[Collection entries]
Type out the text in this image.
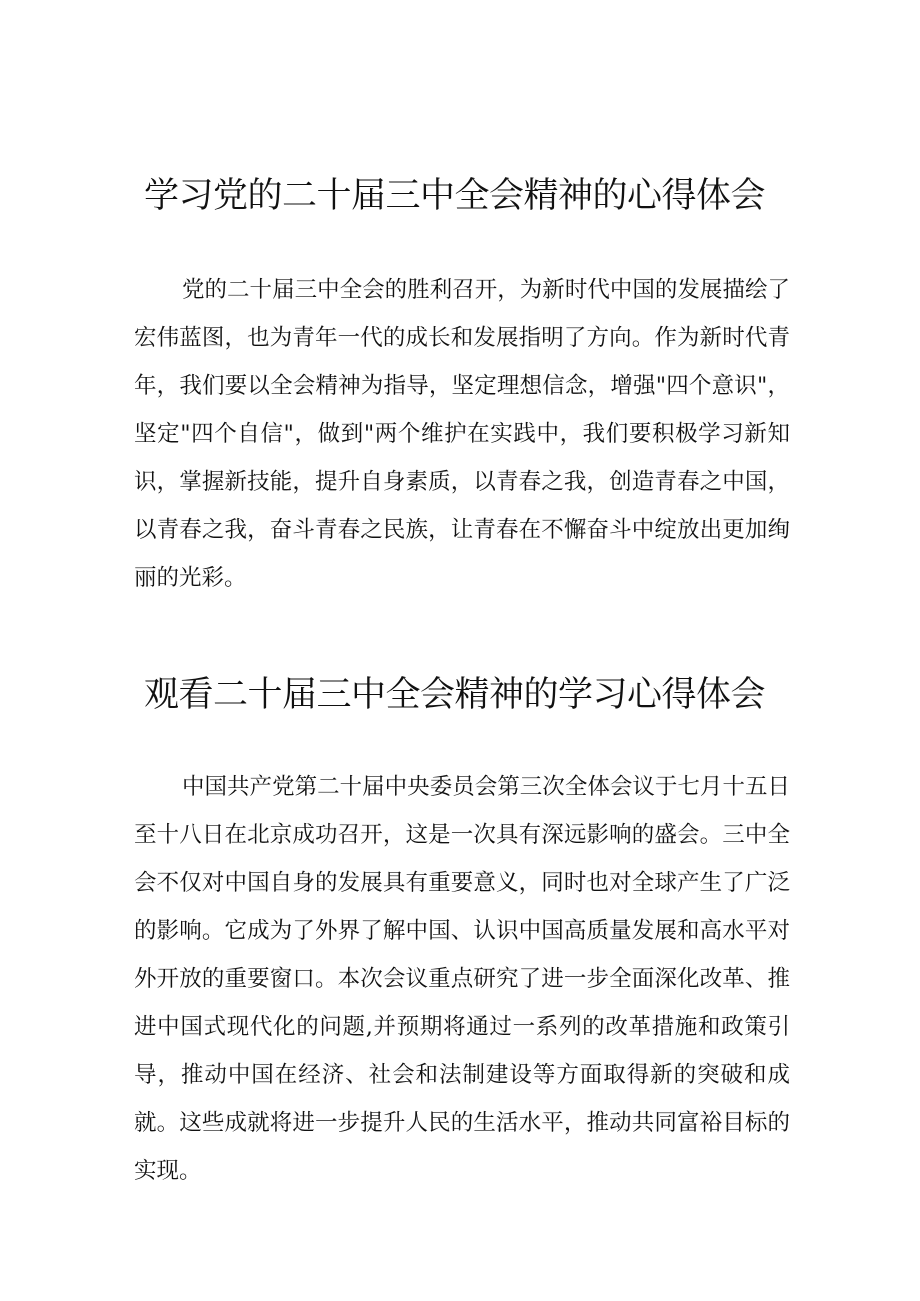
学习党的二十届三中全会精神的心得体会

党的二十届三中全会的胜利召开，为新时代中国的发展描绘了宏伟蓝图，也为青年一代的成长和发展指明了方向。作为新时代青年，我们要以全会精神为指导，坚定理想信念，增强"四个意识"，坚定"四个自信"，做到"两个维护在实践中，我们要积极学习新知识，掌握新技能，提升自身素质，以青春之我，创造青春之中国，以青春之我，奋斗青春之民族，让青春在不懈奋斗中绽放出更加绚丽的光彩。

观看二十届三中全会精神的学习心得体会

中国共产党第二十届中央委员会第三次全体会议于七月十五日至十八日在北京成功召开，这是一次具有深远影响的盛会。三中全会不仅对中国自身的发展具有重要意义，同时也对全球产生了广泛的影响。它成为了外界了解中国、认识中国高质量发展和高水平对外开放的重要窗口。本次会议重点研究了进一步全面深化改革、推进中国式现代化的问题,并预期将通过一系列的改革措施和政策引导，推动中国在经济、社会和法制建设等方面取得新的突破和成就。这些成就将进一步提升人民的生活水平，推动共同富裕目标的实现。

§ **Task directions**: Without the pictures, restate all of the entries above verbatim.

§ **Full response**:
Type out the text in this image.
学习党的二十届三中全会精神的心得体会

党的二十届三中全会的胜利召开，为新时代中国的发展描绘了宏伟蓝图，也为青年一代的成长和发展指明了方向。作为新时代青年，我们要以全会精神为指导，坚定理想信念，增强"四个意识"，坚定"四个自信"，做到"两个维护在实践中，我们要积极学习新知识，掌握新技能，提升自身素质，以青春之我，创造青春之中国，以青春之我，奋斗青春之民族，让青春在不懈奋斗中绽放出更加绚丽的光彩。

观看二十届三中全会精神的学习心得体会

中国共产党第二十届中央委员会第三次全体会议于七月十五日至十八日在北京成功召开，这是一次具有深远影响的盛会。三中全会不仅对中国自身的发展具有重要意义，同时也对全球产生了广泛的影响。它成为了外界了解中国、认识中国高质量发展和高水平对外开放的重要窗口。本次会议重点研究了进一步全面深化改革、推进中国式现代化的问题,并预期将通过一系列的改革措施和政策引导，推动中国在经济、社会和法制建设等方面取得新的突破和成就。这些成就将进一步提升人民的生活水平，推动共同富裕目标的实现。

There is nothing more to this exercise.